◆ **Description of the task**
Here are records with pictures in them. Copy all of them exactly and leave the pictures out.

=== Data extract ===

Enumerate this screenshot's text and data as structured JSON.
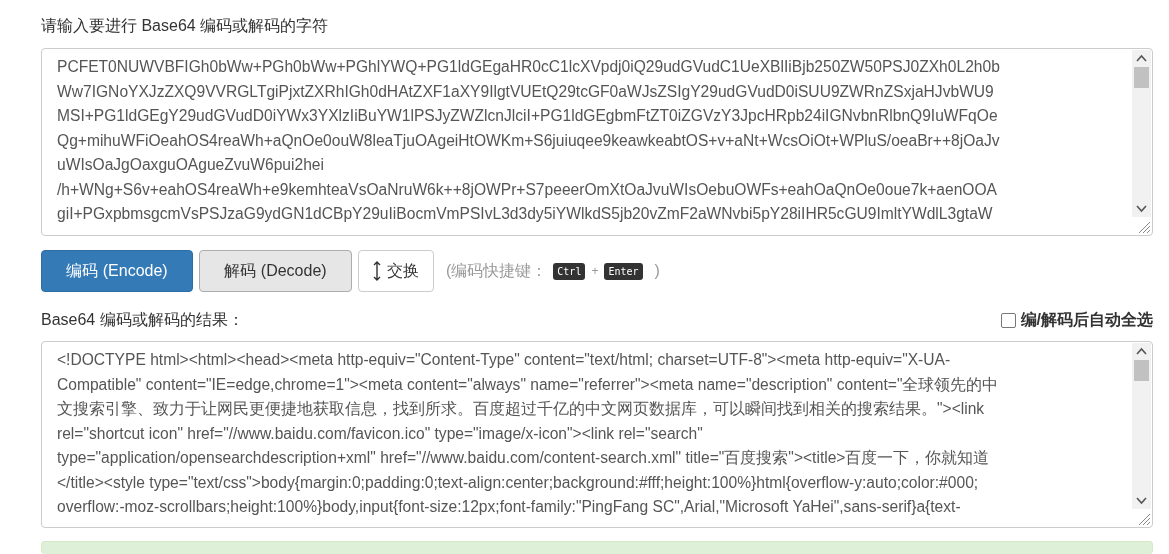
{
  "input_label": "请输入要进行 Base64 编码或解码的字符",
  "input_lines": [
    "PCFET0NUWVBFIGh0bWw+PGh0bWw+PGhlYWQ+PG1ldGEgaHR0cC1lcXVpdj0iQ29udGVudC1UeXBlIiBjb250ZW50PSJ0ZXh0L2h0b",
    "Ww7IGNoYXJzZXQ9VVRGLTgiPjxtZXRhIGh0dHAtZXF1aXY9IlgtVUEtQ29tcGF0aWJsZSIgY29udGVudD0iSUU9ZWRnZSxjaHJvbWU9",
    "MSI+PG1ldGEgY29udGVudD0iYWx3YXlzIiBuYW1lPSJyZWZlcnJlciI+PG1ldGEgbmFtZT0iZGVzY3JpcHRpb24iIGNvbnRlbnQ9IuWFqOe",
    "Qg+mihuWFiOeahOS4reaWh+aQnOe0ouW8leaTjuOAgeiHtOWKm+S6juiuqee9keawkeabtOS+v+aNt+WcsOiOt+WPluS/oeaBr++8jOaJv",
    "uWIsOaJgOaxguOAgueZvuW6pui2hei",
    "/h+WNg+S6v+eahOS4reaWh+e9kemhteaVsOaNruW6k++8jOWPr+S7peeerOmXtOaJvuWIsOebuOWFs+eahOaQnOe0oue7k+aenOOA",
    "giI+PGxpbmsgcmVsPSJzaG9ydGN1dCBpY29uIiBocmVmPSIvL3d3dy5iYWlkdS5jb20vZmF2aWNvbi5pY28iIHR5cGU9ImltYWdlL3gtaW"
  ],
  "buttons": [
    {
      "kind": "primary",
      "label": "编码 (Encode)"
    },
    {
      "kind": "default",
      "label": "解码 (Decode)"
    },
    {
      "kind": "swap",
      "label": "交换"
    }
  ],
  "shortcut": {
    "prefix": "(编码快捷键：",
    "keys": [
      "Ctrl",
      "Enter"
    ],
    "plus": "+",
    "suffix": ")"
  },
  "result_label": "Base64 编码或解码的结果：",
  "auto_select": {
    "label": "编/解码后自动全选",
    "checked": false
  },
  "output_lines": [
    "<!DOCTYPE html><html><head><meta http-equiv=\"Content-Type\" content=\"text/html; charset=UTF-8\"><meta http-equiv=\"X-UA-",
    "Compatible\" content=\"IE=edge,chrome=1\"><meta content=\"always\" name=\"referrer\"><meta name=\"description\" content=\"全球领先的中",
    "文搜索引擎、致力于让网民更便捷地获取信息，找到所求。百度超过千亿的中文网页数据库，可以瞬间找到相关的搜索结果。\"><link",
    "rel=\"shortcut icon\" href=\"//www.baidu.com/favicon.ico\" type=\"image/x-icon\"><link rel=\"search\"",
    "type=\"application/opensearchdescription+xml\" href=\"//www.baidu.com/content-search.xml\" title=\"百度搜索\"><title>百度一下，你就知道",
    "</title><style type=\"text/css\">body{margin:0;padding:0;text-align:center;background:#fff;height:100%}html{overflow-y:auto;color:#000;",
    "overflow:-moz-scrollbars;height:100%}body,input{font-size:12px;font-family:\"PingFang SC\",Arial,\"Microsoft YaHei\",sans-serif}a{text-"
  ]
}
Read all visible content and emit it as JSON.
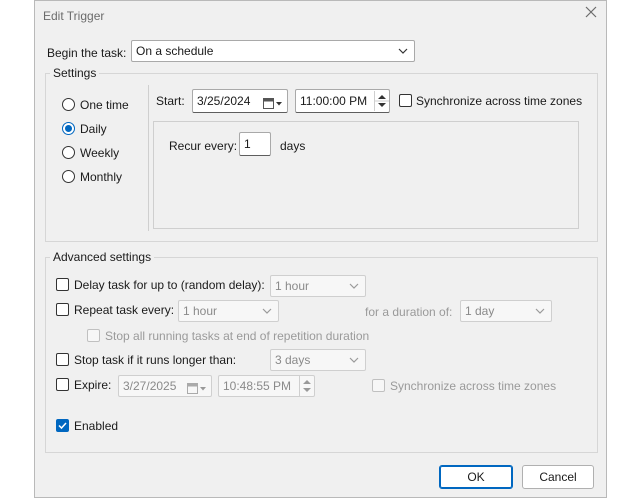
{
  "window": {
    "title": "Edit Trigger",
    "close_icon": "close-icon"
  },
  "begin": {
    "label": "Begin the task:",
    "value": "On a schedule"
  },
  "settings": {
    "legend": "Settings",
    "frequency_options": [
      {
        "label": "One time",
        "selected": false
      },
      {
        "label": "Daily",
        "selected": true
      },
      {
        "label": "Weekly",
        "selected": false
      },
      {
        "label": "Monthly",
        "selected": false
      }
    ],
    "start_label": "Start:",
    "start_date": "3/25/2024",
    "start_time": "11:00:00 PM",
    "sync_label": "Synchronize across time zones",
    "sync_checked": false,
    "recur_label": "Recur every:",
    "recur_value": "1",
    "recur_unit": "days"
  },
  "advanced": {
    "legend": "Advanced settings",
    "delay": {
      "label": "Delay task for up to (random delay):",
      "value": "1 hour",
      "checked": false
    },
    "repeat": {
      "label": "Repeat task every:",
      "value": "1 hour",
      "checked": false,
      "duration_label": "for a duration of:",
      "duration_value": "1 day"
    },
    "stop_all": {
      "label": "Stop all running tasks at end of repetition duration",
      "checked": false
    },
    "stop_longer": {
      "label": "Stop task if it runs longer than:",
      "value": "3 days",
      "checked": false
    },
    "expire": {
      "label": "Expire:",
      "date": "3/27/2025",
      "time": "10:48:55 PM",
      "checked": false,
      "sync_label": "Synchronize across time zones"
    },
    "enabled": {
      "label": "Enabled",
      "checked": true
    }
  },
  "buttons": {
    "ok": "OK",
    "cancel": "Cancel"
  },
  "colors": {
    "accent": "#0067c0",
    "dialog_bg": "#f0f0f0",
    "border": "#d6d6d6"
  }
}
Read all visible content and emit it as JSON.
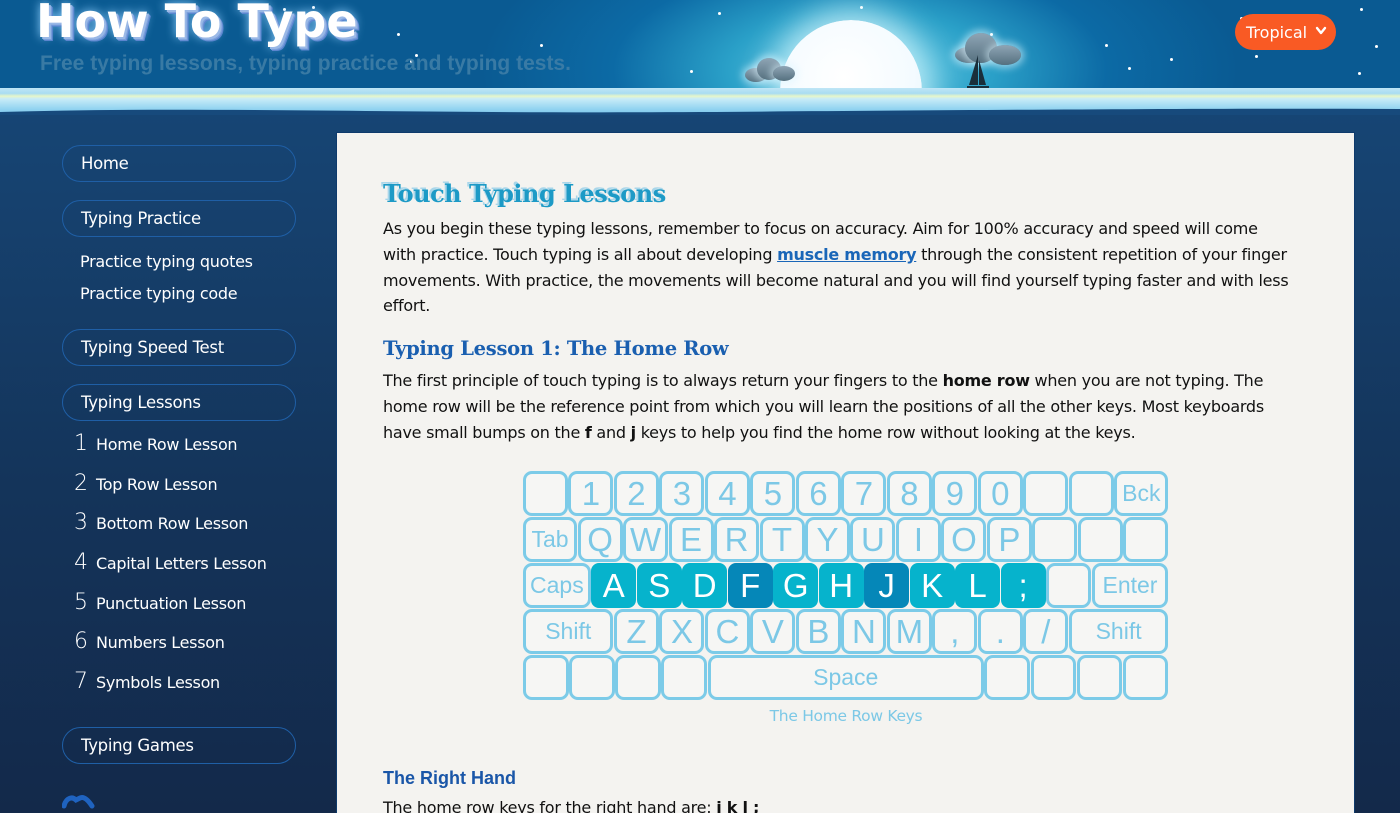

===

◆ **Answer for this exercise**
Enumerate this screenshot's text and data as structured JSON.
{
  "input_label": "请输入要进行 Base64 编码或解码的字符",
  "input_lines": [
    "PCFET0NUWVBFIGh0bWw+PGh0bWw+PGhlYWQ+PG1ldGEgaHR0cC1lcXVpdj0iQ29udGVudC1UeXBlIiBjb250ZW50PSJ0ZXh0L2h0b",
    "Ww7IGNoYXJzZXQ9VVRGLTgiPjxtZXRhIGh0dHAtZXF1aXY9IlgtVUEtQ29tcGF0aWJsZSIgY29udGVudD0iSUU9ZWRnZSxjaHJvbWU9",
    "MSI+PG1ldGEgY29udGVudD0iYWx3YXlzIiBuYW1lPSJyZWZlcnJlciI+PG1ldGEgbmFtZT0iZGVzY3JpcHRpb24iIGNvbnRlbnQ9IuWFqOe",
    "Qg+mihuWFiOeahOS4reaWh+aQnOe0ouW8leaTjuOAgeiHtOWKm+S6juiuqee9keawkeabtOS+v+aNt+WcsOiOt+WPluS/oeaBr++8jOaJv",
    "uWIsOaJgOaxguOAgueZvuW6pui2hei",
    "/h+WNg+S6v+eahOS4reaWh+e9kemhteaVsOaNruW6k++8jOWPr+S7peeerOmXtOaJvuWIsOebuOWFs+eahOaQnOe0oue7k+aenOOA",
    "giI+PGxpbmsgcmVsPSJzaG9ydGN1dCBpY29uIiBocmVmPSIvL3d3dy5iYWlkdS5jb20vZmF2aWNvbi5pY28iIHR5cGU9ImltYWdlL3gtaW"
  ],
  "buttons": [
    {
      "kind": "primary",
      "label": "编码 (Encode)"
    },
    {
      "kind": "default",
      "label": "解码 (Decode)"
    },
    {
      "kind": "swap",
      "label": "交换"
    }
  ],
  "shortcut": {
    "prefix": "(编码快捷键：",
    "keys": [
      "Ctrl",
      "Enter"
    ],
    "plus": "+",
    "suffix": ")"
  },
  "result_label": "Base64 编码或解码的结果：",
  "auto_select": {
    "label": "编/解码后自动全选",
    "checked": false
  },
  "output_lines": [
    "<!DOCTYPE html><html><head><meta http-equiv=\"Content-Type\" content=\"text/html; charset=UTF-8\"><meta http-equiv=\"X-UA-",
    "Compatible\" content=\"IE=edge,chrome=1\"><meta content=\"always\" name=\"referrer\"><meta name=\"description\" content=\"全球领先的中",
    "文搜索引擎、致力于让网民更便捷地获取信息，找到所求。百度超过千亿的中文网页数据库，可以瞬间找到相关的搜索结果。\"><link",
    "rel=\"shortcut icon\" href=\"//www.baidu.com/favicon.ico\" type=\"image/x-icon\"><link rel=\"search\"",
    "type=\"application/opensearchdescription+xml\" href=\"//www.baidu.com/content-search.xml\" title=\"百度搜索\"><title>百度一下，你就知道",
    "</title><style type=\"text/css\">body{margin:0;padding:0;text-align:center;background:#fff;height:100%}html{overflow-y:auto;color:#000;",
    "overflow:-moz-scrollbars;height:100%}body,input{font-size:12px;font-family:\"PingFang SC\",Arial,\"Microsoft YaHei\",sans-serif}a{text-"
  ]
}
Read all visible content and emit it as JSON.
{
  "window": {
    "title": "Edit Trigger",
    "close_icon": "close-icon"
  },
  "begin": {
    "label": "Begin the task:",
    "value": "On a schedule"
  },
  "settings": {
    "legend": "Settings",
    "frequency_options": [
      {
        "label": "One time",
        "selected": false
      },
      {
        "label": "Daily",
        "selected": true
      },
      {
        "label": "Weekly",
        "selected": false
      },
      {
        "label": "Monthly",
        "selected": false
      }
    ],
    "start_label": "Start:",
    "start_date": "3/25/2024",
    "start_time": "11:00:00 PM",
    "sync_label": "Synchronize across time zones",
    "sync_checked": false,
    "recur_label": "Recur every:",
    "recur_value": "1",
    "recur_unit": "days"
  },
  "advanced": {
    "legend": "Advanced settings",
    "delay": {
      "label": "Delay task for up to (random delay):",
      "value": "1 hour",
      "checked": false
    },
    "repeat": {
      "label": "Repeat task every:",
      "value": "1 hour",
      "checked": false,
      "duration_label": "for a duration of:",
      "duration_value": "1 day"
    },
    "stop_all": {
      "label": "Stop all running tasks at end of repetition duration",
      "checked": false
    },
    "stop_longer": {
      "label": "Stop task if it runs longer than:",
      "value": "3 days",
      "checked": false
    },
    "expire": {
      "label": "Expire:",
      "date": "3/27/2025",
      "time": "10:48:55 PM",
      "checked": false,
      "sync_label": "Synchronize across time zones"
    },
    "enabled": {
      "label": "Enabled",
      "checked": true
    }
  },
  "buttons": {
    "ok": "OK",
    "cancel": "Cancel"
  },
  "colors": {
    "accent": "#0067c0",
    "dialog_bg": "#f0f0f0",
    "border": "#d6d6d6"
  }
}
Read all visible content and emit it as JSON.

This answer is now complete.